→ What the exercise asks: In the entries, find all lines that hold the word "text" and copy them.
- - - - - - -
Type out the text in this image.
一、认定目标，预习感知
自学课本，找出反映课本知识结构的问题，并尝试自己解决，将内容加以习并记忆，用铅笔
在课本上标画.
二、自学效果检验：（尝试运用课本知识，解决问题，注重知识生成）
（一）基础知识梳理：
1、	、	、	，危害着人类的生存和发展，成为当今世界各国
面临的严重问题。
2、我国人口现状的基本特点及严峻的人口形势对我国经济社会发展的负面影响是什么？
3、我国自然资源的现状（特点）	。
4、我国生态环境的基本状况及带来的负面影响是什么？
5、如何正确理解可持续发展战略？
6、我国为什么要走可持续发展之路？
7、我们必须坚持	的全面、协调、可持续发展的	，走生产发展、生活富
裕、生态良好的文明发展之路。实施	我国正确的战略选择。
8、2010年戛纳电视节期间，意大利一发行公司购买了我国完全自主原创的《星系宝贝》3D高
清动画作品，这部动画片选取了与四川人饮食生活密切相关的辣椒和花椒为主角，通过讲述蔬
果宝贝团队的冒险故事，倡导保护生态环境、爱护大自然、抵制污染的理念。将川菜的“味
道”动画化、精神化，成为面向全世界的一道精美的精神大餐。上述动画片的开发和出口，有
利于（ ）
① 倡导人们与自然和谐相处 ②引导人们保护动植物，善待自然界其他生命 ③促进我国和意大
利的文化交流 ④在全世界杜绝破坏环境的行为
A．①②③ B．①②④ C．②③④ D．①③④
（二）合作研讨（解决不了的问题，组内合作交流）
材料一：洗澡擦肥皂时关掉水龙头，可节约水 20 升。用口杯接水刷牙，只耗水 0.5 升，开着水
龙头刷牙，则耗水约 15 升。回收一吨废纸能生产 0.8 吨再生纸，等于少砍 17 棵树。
- - - - - - -
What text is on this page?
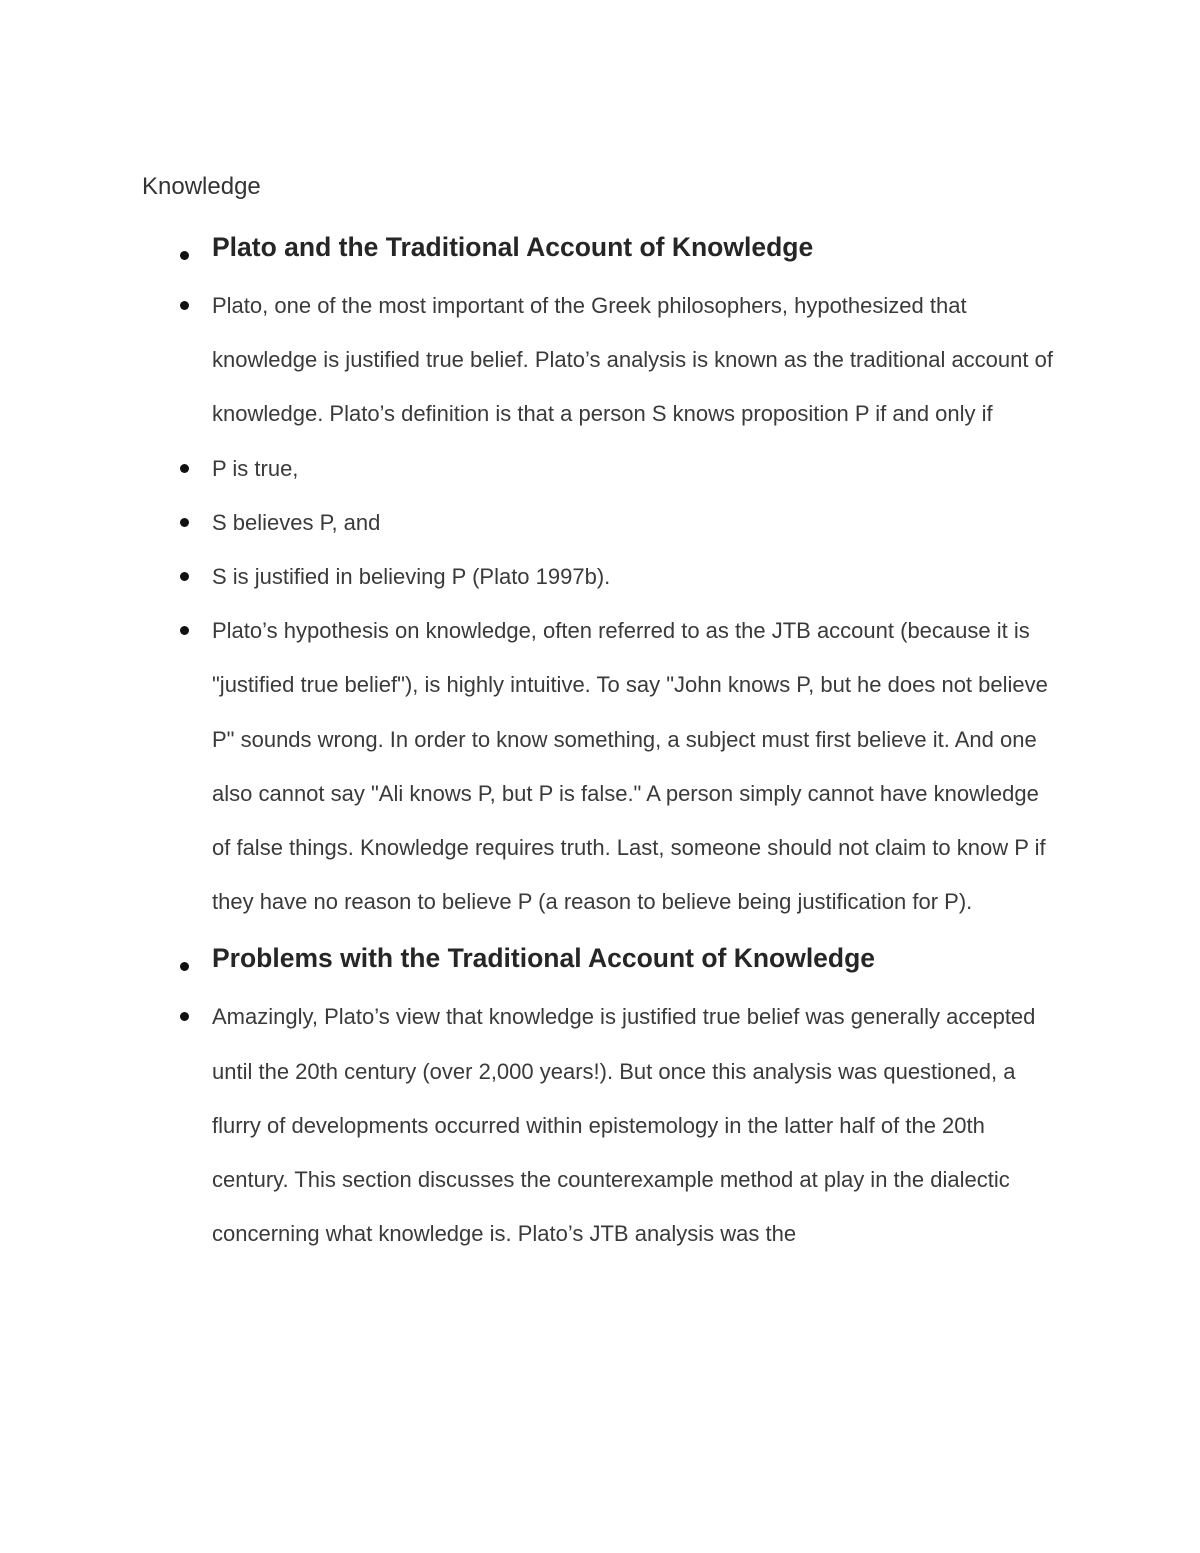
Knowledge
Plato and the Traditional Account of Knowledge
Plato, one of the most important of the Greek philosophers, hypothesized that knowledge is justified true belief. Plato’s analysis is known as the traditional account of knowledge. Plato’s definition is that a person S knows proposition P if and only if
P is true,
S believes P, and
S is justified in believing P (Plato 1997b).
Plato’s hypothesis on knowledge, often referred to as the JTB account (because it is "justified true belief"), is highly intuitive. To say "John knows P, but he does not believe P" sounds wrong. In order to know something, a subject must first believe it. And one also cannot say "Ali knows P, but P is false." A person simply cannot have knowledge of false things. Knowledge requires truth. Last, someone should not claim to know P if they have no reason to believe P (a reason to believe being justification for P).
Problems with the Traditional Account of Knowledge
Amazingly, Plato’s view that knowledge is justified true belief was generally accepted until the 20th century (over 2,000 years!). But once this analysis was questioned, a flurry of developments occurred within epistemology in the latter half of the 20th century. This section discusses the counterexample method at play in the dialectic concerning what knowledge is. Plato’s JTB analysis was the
- - - - - - -
→ Task output:
Type out the text in this image.
What text is on this page?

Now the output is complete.